WORK TO BE COMPLETED:
Copy out each line of the listing that has the word "Investitionen" in it.

ENTRIES SUPPLIED:
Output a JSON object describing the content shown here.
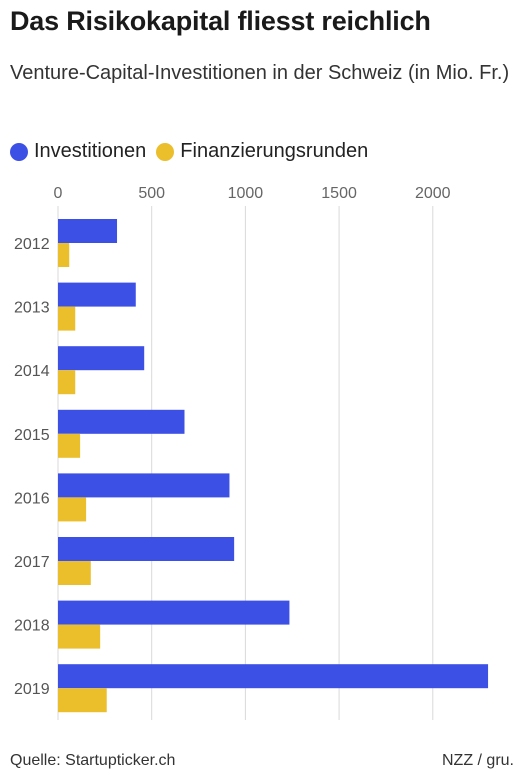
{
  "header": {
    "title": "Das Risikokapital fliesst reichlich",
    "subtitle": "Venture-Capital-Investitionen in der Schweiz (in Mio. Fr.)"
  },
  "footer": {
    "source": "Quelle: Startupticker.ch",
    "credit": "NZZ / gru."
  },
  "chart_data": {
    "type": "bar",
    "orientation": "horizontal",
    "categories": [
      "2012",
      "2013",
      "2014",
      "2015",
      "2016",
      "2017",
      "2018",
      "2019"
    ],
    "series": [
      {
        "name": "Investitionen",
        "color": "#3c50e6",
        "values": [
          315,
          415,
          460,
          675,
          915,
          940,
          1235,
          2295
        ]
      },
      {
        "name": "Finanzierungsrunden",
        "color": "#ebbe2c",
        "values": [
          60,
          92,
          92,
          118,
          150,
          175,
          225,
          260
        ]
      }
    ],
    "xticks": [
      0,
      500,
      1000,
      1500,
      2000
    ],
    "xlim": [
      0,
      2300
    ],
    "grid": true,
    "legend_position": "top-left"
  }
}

==

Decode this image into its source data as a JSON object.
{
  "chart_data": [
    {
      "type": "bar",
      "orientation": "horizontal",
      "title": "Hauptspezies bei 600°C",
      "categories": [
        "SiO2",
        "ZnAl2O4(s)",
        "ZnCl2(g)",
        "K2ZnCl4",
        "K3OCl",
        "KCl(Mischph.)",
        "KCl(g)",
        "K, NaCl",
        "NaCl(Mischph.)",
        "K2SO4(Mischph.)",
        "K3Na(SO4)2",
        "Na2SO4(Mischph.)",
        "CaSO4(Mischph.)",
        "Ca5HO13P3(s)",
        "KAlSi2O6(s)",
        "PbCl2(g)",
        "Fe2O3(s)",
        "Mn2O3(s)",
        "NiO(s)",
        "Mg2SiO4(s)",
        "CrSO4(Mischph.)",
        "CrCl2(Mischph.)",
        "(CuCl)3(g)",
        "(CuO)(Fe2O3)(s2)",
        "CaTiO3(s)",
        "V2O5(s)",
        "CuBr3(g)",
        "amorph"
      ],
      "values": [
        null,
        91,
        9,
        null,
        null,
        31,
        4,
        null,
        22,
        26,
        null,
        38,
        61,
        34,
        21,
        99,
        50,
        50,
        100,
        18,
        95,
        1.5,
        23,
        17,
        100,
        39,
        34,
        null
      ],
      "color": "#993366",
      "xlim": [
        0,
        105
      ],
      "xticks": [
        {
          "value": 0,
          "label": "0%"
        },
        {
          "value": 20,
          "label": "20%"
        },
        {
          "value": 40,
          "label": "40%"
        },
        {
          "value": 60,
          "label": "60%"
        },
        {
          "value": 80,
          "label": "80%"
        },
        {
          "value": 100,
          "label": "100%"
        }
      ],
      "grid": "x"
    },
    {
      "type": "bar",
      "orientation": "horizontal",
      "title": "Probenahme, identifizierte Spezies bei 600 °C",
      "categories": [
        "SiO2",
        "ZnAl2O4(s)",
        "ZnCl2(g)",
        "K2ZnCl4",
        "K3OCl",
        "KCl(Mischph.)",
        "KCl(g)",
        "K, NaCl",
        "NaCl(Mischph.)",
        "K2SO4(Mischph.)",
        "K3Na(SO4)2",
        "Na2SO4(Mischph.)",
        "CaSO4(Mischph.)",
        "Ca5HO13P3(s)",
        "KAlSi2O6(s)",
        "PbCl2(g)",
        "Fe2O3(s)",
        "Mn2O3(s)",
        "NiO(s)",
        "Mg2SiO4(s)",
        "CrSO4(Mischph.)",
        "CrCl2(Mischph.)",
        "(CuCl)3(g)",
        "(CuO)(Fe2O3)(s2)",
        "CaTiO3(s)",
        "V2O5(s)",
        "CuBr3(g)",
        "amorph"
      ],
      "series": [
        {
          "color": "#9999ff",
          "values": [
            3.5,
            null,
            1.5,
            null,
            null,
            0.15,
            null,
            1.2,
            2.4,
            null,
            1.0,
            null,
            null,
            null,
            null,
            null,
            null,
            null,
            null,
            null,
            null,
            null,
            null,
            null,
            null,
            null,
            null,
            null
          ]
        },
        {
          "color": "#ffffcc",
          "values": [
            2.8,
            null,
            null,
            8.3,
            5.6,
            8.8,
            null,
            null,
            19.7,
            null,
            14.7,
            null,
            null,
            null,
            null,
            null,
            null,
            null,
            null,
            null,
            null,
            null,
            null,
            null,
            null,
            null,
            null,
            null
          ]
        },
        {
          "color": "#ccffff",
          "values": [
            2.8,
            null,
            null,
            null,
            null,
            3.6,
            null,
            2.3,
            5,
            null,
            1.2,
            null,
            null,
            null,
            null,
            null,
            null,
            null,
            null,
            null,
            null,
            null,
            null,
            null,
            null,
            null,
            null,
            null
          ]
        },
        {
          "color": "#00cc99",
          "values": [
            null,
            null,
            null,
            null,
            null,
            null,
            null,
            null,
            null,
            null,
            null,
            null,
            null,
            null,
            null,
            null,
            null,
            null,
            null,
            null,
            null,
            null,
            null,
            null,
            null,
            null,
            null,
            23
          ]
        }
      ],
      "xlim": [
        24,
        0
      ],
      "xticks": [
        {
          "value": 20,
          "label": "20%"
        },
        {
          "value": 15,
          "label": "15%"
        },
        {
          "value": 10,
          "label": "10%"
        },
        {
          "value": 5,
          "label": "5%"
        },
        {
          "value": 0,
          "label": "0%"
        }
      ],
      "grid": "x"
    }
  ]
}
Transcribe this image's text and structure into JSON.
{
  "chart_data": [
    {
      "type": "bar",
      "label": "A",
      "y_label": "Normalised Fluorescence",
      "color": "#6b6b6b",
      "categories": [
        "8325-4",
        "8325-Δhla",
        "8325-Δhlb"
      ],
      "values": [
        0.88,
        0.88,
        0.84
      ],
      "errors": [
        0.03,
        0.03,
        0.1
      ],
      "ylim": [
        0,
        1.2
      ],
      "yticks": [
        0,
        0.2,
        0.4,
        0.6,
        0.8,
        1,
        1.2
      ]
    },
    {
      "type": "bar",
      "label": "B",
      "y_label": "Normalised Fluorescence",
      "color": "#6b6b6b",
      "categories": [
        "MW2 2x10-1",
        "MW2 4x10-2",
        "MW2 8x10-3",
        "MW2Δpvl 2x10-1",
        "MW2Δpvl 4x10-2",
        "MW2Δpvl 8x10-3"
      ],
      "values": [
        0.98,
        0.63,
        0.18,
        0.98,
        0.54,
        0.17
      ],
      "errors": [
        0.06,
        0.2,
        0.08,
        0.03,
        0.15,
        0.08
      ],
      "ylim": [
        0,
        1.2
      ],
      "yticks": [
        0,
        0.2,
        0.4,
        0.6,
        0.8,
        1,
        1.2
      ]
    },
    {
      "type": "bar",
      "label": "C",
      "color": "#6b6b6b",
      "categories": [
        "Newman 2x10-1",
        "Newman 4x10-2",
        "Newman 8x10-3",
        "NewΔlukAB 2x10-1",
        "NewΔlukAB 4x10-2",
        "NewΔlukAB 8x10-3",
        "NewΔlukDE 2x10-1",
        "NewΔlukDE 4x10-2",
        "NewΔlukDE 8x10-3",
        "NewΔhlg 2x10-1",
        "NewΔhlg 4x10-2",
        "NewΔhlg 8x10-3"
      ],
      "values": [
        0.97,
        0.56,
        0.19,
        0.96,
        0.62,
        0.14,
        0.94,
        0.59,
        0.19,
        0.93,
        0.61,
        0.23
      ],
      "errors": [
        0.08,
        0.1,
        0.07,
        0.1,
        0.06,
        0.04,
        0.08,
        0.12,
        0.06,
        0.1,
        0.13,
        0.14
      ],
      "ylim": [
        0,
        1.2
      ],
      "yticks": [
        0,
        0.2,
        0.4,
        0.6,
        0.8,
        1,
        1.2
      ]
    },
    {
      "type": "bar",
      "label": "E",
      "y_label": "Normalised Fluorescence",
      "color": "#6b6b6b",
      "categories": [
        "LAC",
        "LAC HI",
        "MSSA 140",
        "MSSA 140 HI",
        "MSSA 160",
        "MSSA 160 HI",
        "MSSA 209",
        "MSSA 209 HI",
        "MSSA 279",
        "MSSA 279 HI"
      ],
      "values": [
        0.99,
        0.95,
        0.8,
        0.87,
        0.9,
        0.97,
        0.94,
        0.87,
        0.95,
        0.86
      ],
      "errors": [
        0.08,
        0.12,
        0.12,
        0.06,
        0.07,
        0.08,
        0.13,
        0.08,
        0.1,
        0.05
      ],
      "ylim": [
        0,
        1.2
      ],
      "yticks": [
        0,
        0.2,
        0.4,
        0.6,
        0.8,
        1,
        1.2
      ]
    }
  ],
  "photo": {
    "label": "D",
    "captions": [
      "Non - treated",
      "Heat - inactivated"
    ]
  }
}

TASK ANSWER:
    "subtitle": "Venture-Capital-Investitionen in der Schweiz (in Mio. Fr.)"
        "name": "Investitionen",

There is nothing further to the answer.